# Just build computer... wont boot of any media.



## Cicada (Jun 27, 2005)

I just put together a computer and now im trying to install an OS but it wont boot off the cd, just says boot stuff not found and goes on to the floppy. I have tried my win xp cd, my vista cd (which both boot fine off this computer), another cd rom (with a different IDE cable), even a floppy disk. And it cant find any of it.Both the cd roms were reconized in the bios as they should be. (I even tried primary slave, and secondary master... on both of them)

Ive put together countless computers, never come across a problem such as this.

any suggestions? I am out of ideas :S


----------



## manic (Aug 2, 2005)

Is bios set to boot to cd first? If all of your jumpers are set on your
drives, and all is good try this,, http://support.microsoft.com/kb/310994
Create some boot floppies, these are for xp not vista, but I suspect they
can be had for vista. You will need six blank floppies for xp. This will 
get you started on xp installation.


----------



## Cicada (Jun 27, 2005)

The bios is indeed set cd first, and the jumpers are also correct.
I will try that, but as it doesnt seem to want to boot off anything, i am not sure it will work.


----------



## Cicada (Jun 27, 2005)

it doesnt read anything.


----------



## manic (Aug 2, 2005)

If this is not a raid setup make sure that raid is diabled in bios.
Post more system specs, has to be a reason as to why it wont boot
from anything. Clear cmos and go back to bios and double or triple 
check all settings.


----------



## Cicada (Jun 27, 2005)

I dont know the exact system specs... its always been my computer made of spare parts  it has never done this before tho.

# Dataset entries
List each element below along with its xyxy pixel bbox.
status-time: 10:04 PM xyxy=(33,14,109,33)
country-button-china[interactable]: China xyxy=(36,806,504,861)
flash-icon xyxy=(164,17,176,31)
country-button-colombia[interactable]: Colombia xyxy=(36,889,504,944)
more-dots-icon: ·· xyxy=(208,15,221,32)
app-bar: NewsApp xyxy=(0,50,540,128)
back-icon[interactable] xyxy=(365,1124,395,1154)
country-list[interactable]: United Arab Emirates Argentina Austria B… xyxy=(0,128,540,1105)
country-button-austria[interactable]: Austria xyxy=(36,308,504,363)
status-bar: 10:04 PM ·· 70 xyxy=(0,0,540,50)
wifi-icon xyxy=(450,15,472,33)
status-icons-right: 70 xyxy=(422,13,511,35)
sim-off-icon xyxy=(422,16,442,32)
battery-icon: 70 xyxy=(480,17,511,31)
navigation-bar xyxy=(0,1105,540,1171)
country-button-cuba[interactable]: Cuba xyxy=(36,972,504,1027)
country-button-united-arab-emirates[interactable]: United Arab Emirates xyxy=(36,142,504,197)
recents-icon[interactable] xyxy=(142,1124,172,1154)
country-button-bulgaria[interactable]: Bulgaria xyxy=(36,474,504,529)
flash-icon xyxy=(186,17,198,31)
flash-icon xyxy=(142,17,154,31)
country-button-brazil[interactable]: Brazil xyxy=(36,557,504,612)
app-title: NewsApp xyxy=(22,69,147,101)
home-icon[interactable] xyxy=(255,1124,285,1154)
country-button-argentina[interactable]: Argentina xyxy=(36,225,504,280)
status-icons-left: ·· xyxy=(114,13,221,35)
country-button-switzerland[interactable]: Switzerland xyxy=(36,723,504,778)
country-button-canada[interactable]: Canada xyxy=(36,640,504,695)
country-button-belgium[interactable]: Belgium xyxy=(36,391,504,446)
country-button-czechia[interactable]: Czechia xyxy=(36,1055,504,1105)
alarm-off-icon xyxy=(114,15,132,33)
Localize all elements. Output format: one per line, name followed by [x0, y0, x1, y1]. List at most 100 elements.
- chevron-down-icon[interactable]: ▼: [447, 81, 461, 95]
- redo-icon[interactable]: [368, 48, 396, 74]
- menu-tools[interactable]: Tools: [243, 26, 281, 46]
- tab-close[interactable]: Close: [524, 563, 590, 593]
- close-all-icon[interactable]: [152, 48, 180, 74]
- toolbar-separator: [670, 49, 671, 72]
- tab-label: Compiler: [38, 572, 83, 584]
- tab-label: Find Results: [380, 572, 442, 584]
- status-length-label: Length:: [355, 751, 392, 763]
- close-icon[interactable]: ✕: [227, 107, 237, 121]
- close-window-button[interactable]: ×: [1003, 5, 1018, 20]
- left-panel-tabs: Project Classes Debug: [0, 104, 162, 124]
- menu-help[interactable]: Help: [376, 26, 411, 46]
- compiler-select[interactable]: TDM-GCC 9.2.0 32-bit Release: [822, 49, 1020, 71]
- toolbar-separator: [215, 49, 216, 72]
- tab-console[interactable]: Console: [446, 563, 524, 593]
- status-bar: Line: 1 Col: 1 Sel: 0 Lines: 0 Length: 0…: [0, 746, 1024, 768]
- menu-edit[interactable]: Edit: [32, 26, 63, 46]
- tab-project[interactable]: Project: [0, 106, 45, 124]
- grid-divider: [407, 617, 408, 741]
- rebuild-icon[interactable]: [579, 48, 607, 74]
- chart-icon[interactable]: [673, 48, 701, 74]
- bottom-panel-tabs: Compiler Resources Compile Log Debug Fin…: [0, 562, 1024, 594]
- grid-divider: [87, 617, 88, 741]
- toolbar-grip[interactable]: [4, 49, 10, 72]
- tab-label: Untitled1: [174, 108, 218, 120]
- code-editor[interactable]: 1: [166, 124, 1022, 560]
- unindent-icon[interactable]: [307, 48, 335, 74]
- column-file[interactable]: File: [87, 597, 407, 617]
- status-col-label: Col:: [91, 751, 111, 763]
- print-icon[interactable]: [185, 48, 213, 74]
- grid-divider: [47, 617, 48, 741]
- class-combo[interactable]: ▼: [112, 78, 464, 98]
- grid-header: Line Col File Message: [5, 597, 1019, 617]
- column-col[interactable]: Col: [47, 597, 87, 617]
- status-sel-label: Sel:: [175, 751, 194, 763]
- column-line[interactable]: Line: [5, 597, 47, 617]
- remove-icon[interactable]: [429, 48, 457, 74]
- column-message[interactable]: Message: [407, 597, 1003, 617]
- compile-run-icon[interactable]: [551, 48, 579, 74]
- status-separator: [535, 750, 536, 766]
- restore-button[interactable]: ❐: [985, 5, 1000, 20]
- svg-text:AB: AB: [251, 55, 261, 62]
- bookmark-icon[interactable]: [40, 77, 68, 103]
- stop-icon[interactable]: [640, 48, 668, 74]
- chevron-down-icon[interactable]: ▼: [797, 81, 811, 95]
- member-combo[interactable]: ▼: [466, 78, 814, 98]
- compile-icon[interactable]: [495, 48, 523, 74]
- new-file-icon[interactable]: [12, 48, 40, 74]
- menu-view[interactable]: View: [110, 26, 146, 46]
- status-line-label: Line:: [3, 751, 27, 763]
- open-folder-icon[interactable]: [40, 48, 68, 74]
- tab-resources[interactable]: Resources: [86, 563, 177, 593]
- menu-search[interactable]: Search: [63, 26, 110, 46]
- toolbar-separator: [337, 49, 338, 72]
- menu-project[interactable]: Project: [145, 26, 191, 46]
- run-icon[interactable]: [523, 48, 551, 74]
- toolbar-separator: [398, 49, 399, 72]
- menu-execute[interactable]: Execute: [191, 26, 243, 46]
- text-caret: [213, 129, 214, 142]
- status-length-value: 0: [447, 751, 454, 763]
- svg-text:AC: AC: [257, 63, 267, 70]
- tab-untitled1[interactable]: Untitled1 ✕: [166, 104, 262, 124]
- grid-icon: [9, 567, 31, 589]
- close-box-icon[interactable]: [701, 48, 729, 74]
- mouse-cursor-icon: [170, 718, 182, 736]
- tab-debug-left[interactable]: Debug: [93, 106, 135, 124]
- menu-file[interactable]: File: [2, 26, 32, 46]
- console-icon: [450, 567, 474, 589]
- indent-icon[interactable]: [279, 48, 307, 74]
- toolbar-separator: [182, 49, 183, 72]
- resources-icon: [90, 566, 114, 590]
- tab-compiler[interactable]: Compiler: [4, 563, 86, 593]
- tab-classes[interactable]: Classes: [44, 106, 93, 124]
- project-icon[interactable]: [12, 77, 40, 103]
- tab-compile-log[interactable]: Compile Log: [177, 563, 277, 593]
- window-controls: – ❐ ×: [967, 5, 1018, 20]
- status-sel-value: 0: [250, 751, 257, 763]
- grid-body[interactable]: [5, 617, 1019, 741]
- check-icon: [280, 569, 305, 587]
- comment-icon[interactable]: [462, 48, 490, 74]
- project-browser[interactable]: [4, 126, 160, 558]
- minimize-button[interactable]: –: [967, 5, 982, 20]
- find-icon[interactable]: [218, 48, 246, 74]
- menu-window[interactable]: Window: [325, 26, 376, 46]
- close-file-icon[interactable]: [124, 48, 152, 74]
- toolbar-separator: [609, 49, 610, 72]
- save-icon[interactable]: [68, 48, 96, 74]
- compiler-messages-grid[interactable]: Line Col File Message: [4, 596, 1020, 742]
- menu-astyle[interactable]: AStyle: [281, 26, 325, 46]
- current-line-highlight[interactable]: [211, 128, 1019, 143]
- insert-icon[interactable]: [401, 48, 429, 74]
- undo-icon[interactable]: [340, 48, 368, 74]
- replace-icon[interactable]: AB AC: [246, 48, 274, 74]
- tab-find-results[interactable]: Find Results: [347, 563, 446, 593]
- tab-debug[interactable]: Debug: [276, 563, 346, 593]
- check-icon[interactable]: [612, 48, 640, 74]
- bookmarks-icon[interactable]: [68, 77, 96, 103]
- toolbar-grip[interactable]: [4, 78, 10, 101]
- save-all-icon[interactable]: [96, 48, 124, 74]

# DIRECTIVE 1
From the thread about the computer that will not boot, reproduce verbatim the part that opens with the words containing "The bios is" and closes with "doesnt read anything.".
# DIRECTIVE 2
Render into French the following sentence from the thread about the computer that will not boot: "The bios is indeed set cd first, and the jumpers are also correct."

# CORRECT OUTPUT 1
The bios is indeed set cd first, and the jumpers are also correct.
I will try that, but as it doesnt seem to want to boot off anything, i am not sure it will work.


----------



## Cicada (Jun 27, 2005)

it doesnt read anything.

# CORRECT OUTPUT 2
Le BIOS est effectivement configuré pour démarrer d'abord sur le CD, et les cavaliers sont également corrects.